# [Directions]
Find the lines of data that contain the string "name", then list them.

# [Listing]
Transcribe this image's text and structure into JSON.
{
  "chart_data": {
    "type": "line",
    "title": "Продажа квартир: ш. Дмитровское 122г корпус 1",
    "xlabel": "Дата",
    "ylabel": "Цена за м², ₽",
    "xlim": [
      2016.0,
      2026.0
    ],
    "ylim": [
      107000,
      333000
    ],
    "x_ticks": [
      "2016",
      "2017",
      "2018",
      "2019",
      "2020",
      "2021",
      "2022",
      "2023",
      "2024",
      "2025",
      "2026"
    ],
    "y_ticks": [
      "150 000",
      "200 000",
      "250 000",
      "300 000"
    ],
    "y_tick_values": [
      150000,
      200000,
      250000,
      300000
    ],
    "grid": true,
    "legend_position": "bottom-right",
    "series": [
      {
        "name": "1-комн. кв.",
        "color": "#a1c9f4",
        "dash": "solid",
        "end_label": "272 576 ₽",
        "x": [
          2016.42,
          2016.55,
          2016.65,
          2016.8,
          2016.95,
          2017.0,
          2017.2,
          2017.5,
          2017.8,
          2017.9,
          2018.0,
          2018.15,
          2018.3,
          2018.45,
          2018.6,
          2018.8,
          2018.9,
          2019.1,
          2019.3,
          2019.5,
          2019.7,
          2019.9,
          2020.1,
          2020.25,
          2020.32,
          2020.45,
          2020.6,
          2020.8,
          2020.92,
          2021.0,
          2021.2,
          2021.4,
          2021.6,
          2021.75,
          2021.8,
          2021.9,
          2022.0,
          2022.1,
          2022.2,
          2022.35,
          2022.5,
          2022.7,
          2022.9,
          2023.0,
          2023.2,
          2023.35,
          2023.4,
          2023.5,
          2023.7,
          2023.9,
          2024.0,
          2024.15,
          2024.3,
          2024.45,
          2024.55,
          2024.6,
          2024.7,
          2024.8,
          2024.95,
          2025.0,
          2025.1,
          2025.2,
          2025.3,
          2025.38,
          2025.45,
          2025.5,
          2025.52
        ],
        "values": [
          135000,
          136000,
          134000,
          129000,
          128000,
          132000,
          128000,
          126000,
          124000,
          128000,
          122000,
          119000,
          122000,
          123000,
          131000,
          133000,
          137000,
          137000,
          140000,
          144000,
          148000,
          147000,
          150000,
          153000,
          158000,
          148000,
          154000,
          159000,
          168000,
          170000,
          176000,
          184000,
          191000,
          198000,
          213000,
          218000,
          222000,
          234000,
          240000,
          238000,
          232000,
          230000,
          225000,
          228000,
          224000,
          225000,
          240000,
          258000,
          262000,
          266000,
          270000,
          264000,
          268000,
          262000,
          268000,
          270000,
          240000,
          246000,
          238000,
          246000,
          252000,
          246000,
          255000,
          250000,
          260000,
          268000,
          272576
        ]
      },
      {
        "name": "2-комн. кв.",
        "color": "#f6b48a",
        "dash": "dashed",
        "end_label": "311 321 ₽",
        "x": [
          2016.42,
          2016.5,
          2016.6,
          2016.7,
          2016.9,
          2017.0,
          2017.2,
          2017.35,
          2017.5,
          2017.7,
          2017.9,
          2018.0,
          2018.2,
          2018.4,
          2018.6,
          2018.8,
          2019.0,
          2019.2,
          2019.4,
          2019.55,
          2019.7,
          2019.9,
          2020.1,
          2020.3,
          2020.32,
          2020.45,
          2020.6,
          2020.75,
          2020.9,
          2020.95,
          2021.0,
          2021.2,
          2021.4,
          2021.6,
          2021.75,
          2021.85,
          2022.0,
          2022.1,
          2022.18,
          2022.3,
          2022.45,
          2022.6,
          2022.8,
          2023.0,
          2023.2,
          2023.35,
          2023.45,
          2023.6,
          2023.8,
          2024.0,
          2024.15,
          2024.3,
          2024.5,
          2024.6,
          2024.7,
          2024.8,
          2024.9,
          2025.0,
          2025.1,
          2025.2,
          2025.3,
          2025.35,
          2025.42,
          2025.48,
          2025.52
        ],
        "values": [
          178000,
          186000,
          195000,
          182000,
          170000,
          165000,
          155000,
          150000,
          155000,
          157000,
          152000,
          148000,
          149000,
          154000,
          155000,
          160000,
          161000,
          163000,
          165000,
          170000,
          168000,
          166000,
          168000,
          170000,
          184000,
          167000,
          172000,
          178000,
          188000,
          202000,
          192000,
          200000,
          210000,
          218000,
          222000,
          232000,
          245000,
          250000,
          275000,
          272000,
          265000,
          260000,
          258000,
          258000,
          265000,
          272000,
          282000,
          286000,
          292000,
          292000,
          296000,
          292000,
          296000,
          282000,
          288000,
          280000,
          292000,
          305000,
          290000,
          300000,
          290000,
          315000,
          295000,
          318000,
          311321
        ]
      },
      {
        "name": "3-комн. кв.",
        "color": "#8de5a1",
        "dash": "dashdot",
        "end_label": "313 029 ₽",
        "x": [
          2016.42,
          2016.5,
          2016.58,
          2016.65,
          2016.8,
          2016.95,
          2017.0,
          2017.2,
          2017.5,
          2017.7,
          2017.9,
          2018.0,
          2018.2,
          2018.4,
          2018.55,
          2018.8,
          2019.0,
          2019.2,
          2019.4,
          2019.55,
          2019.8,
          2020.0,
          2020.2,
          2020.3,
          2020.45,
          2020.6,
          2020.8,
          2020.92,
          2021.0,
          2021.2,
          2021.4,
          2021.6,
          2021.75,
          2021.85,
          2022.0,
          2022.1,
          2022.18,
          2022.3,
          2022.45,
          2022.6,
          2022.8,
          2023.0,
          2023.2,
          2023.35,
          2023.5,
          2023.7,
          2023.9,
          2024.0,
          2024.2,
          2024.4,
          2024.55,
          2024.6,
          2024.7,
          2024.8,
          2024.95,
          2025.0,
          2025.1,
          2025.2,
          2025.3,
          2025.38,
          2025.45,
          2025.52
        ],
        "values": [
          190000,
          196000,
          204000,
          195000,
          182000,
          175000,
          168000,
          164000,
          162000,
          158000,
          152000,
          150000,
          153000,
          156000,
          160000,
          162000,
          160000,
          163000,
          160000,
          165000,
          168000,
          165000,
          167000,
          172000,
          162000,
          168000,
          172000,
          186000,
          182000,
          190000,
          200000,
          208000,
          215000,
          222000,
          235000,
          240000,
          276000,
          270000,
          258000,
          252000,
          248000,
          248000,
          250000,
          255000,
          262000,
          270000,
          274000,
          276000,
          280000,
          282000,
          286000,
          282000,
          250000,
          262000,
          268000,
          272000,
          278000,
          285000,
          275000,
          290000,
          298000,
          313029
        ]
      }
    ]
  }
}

# [Result of this exercise]
        "name": "1-комн. кв.",
        "name": "2-комн. кв.",
        "name": "3-комн. кв.",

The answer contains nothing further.